Exercise prompt:
Wherever a line holds the string "市发展改革委", copy that line.

- - -

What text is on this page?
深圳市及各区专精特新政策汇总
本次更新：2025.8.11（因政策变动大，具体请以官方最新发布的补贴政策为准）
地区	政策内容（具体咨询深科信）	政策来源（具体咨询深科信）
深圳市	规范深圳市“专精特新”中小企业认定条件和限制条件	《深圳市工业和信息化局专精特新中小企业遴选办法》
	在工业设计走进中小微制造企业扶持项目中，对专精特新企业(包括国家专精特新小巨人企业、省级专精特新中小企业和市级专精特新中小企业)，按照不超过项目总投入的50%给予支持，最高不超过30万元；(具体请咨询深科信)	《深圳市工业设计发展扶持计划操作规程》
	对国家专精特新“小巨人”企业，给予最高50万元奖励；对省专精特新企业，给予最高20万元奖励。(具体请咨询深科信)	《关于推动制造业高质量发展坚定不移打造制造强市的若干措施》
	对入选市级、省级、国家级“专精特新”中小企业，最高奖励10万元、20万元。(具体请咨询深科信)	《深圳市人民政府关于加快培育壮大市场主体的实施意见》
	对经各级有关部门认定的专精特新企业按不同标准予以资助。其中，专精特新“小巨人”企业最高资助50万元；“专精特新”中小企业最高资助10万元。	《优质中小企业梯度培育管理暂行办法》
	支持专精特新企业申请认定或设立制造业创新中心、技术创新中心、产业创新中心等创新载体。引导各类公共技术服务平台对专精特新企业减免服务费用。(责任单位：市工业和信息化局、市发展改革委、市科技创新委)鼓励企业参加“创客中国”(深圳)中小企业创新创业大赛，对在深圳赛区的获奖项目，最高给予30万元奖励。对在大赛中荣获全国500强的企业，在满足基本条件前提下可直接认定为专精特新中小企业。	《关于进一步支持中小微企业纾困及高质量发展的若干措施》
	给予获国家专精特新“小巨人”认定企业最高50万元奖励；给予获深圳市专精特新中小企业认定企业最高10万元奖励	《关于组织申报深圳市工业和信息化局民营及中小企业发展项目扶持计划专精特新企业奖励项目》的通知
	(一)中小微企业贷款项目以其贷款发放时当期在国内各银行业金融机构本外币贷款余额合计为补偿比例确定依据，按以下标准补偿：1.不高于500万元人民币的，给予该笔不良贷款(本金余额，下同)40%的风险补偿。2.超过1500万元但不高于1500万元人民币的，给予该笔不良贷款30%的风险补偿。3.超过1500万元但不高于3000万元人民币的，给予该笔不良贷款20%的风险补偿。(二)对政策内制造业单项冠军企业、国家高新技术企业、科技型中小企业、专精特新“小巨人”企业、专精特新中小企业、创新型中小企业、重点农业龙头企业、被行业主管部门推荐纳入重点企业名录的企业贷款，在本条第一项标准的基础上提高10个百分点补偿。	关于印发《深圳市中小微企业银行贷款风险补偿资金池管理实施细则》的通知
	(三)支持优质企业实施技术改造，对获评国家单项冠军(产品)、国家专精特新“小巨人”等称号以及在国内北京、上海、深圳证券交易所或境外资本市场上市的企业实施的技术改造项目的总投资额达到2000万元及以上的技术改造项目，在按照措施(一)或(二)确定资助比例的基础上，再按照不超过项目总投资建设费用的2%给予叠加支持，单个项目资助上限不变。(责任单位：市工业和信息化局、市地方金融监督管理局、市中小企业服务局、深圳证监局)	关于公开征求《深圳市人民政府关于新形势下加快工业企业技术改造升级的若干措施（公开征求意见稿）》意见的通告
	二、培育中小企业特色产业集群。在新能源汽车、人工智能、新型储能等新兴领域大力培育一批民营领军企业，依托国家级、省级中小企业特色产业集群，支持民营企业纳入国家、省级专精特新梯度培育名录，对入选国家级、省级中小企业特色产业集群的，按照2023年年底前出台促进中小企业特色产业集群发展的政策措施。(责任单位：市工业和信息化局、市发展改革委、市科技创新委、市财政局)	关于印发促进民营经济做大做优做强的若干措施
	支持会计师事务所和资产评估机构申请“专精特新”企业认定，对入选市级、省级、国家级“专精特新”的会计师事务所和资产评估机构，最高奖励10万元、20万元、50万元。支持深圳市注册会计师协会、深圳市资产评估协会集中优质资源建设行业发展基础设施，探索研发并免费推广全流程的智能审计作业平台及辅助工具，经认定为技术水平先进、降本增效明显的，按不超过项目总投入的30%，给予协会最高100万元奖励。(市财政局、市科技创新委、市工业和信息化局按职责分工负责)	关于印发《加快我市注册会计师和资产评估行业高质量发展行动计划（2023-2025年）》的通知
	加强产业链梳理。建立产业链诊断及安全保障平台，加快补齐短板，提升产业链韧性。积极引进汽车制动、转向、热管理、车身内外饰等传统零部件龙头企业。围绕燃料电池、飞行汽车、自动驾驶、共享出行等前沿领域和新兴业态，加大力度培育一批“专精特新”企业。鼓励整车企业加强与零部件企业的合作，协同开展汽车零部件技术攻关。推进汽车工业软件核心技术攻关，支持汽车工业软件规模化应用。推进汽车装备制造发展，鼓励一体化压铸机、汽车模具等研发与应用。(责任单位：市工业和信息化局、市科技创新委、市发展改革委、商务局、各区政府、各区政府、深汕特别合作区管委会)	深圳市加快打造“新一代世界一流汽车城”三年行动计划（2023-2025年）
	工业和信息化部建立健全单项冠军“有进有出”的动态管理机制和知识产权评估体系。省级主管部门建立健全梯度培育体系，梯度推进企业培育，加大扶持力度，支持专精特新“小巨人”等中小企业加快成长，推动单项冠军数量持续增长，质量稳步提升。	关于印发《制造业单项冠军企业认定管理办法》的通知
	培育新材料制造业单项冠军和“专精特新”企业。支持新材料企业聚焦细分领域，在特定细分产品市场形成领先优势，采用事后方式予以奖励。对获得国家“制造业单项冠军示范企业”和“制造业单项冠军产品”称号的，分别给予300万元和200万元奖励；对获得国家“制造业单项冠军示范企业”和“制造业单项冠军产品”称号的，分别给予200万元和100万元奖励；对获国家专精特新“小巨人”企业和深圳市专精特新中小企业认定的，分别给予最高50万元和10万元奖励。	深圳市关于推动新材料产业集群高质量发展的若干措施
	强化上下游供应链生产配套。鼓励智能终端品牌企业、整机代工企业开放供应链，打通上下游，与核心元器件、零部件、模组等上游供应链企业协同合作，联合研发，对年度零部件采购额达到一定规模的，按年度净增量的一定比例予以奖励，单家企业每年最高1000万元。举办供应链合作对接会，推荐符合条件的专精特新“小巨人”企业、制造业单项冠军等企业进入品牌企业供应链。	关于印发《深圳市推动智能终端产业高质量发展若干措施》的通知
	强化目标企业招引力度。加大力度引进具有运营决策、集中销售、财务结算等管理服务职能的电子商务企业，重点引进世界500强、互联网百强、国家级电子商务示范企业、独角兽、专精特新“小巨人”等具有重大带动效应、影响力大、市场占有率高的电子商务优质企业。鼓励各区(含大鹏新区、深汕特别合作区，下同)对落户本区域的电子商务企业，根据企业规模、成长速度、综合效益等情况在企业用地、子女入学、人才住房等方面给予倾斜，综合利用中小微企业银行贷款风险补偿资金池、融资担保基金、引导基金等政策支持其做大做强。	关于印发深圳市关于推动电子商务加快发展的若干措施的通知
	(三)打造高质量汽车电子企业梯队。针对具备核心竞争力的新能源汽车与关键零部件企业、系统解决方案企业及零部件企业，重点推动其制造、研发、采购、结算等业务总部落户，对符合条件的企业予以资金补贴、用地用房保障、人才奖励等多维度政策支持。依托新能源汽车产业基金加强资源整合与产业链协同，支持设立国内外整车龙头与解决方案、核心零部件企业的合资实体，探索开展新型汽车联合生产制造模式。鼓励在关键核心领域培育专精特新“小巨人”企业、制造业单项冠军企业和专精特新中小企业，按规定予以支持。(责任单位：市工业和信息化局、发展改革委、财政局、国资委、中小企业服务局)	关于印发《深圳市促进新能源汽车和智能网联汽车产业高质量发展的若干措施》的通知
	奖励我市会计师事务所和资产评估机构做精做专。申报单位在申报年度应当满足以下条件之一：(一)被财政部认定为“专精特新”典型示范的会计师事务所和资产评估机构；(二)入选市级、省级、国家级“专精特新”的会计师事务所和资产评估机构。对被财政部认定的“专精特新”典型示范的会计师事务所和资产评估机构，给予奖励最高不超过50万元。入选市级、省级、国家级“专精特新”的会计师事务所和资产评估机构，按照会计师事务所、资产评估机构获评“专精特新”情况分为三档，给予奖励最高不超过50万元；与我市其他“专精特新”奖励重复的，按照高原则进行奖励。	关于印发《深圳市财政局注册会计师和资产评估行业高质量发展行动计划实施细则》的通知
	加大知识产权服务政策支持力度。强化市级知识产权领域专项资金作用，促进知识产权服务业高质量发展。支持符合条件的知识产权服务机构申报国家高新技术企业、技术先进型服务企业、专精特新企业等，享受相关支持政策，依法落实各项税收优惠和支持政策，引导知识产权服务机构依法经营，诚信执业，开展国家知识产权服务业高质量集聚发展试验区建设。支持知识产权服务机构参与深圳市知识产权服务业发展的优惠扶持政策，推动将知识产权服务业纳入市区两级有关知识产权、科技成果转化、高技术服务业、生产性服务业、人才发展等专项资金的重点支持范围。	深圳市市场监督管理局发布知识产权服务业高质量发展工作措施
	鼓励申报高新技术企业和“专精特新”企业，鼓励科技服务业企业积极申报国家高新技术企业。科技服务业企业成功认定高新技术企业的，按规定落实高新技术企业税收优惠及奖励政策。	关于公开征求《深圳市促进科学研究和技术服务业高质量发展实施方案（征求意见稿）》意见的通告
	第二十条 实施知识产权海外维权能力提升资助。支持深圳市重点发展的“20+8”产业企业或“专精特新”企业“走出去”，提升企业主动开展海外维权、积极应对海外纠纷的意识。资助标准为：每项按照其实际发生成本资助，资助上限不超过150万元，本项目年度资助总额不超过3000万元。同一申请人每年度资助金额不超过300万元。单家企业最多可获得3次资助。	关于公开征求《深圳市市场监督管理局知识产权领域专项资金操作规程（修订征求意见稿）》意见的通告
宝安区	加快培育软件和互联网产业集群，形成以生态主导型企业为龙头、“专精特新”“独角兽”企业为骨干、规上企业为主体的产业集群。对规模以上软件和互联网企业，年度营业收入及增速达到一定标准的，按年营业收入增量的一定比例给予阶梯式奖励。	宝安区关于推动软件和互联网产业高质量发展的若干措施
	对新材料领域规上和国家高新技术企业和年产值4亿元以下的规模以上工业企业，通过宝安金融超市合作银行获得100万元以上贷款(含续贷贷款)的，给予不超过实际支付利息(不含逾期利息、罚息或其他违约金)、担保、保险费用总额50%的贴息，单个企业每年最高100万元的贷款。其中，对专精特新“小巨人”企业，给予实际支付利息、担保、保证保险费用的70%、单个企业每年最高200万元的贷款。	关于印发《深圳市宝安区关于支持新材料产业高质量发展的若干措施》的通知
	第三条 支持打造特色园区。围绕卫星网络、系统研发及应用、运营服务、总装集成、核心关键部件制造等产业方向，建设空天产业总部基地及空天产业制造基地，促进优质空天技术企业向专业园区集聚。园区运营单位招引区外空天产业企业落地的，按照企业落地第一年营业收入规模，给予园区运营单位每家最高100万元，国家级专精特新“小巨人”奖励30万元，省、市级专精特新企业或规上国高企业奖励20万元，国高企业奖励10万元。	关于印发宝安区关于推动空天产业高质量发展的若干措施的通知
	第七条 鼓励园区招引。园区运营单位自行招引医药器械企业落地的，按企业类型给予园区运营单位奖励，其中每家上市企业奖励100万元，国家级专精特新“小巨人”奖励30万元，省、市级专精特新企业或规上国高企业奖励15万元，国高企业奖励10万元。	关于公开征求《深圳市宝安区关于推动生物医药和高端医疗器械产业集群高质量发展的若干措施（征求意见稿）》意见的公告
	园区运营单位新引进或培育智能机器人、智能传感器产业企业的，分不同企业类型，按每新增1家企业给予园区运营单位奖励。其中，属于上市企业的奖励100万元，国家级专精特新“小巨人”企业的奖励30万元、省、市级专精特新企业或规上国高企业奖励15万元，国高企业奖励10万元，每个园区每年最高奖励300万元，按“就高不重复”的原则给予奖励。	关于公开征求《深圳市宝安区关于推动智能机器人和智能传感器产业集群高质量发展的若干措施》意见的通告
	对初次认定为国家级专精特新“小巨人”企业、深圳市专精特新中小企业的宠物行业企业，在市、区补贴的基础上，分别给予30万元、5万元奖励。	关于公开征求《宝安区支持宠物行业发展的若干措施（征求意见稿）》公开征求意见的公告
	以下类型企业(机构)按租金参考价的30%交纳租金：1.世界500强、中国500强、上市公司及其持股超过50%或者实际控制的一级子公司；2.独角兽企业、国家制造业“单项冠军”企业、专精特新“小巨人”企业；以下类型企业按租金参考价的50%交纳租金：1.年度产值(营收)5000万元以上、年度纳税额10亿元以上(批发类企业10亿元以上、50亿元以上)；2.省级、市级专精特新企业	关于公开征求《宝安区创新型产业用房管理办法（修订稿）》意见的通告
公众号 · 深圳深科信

- - -

The output:
	支持专精特新企业申请认定或设立制造业创新中心、技术创新中心、产业创新中心等创新载体。引导各类公共技术服务平台对专精特新企业减免服务费用。(责任单位：市工业和信息化局、市发展改革委、市科技创新委)鼓励企业参加“创客中国”(深圳)中小企业创新创业大赛，对在深圳赛区的获奖项目，最高给予30万元奖励。对在大赛中荣获全国500强的企业，在满足基本条件前提下可直接认定为专精特新中小企业。	《关于进一步支持中小微企业纾困及高质量发展的若干措施》
	二、培育中小企业特色产业集群。在新能源汽车、人工智能、新型储能等新兴领域大力培育一批民营领军企业，依托国家级、省级中小企业特色产业集群，支持民营企业纳入国家、省级专精特新梯度培育名录，对入选国家级、省级中小企业特色产业集群的，按照2023年年底前出台促进中小企业特色产业集群发展的政策措施。(责任单位：市工业和信息化局、市发展改革委、市科技创新委、市财政局)	关于印发促进民营经济做大做优做强的若干措施
	加强产业链梳理。建立产业链诊断及安全保障平台，加快补齐短板，提升产业链韧性。积极引进汽车制动、转向、热管理、车身内外饰等传统零部件龙头企业。围绕燃料电池、飞行汽车、自动驾驶、共享出行等前沿领域和新兴业态，加大力度培育一批“专精特新”企业。鼓励整车企业加强与零部件企业的合作，协同开展汽车零部件技术攻关。推进汽车工业软件核心技术攻关，支持汽车工业软件规模化应用。推进汽车装备制造发展，鼓励一体化压铸机、汽车模具等研发与应用。(责任单位：市工业和信息化局、市科技创新委、市发展改革委、商务局、各区政府、各区政府、深汕特别合作区管委会)	深圳市加快打造“新一代世界一流汽车城”三年行动计划（2023-2025年）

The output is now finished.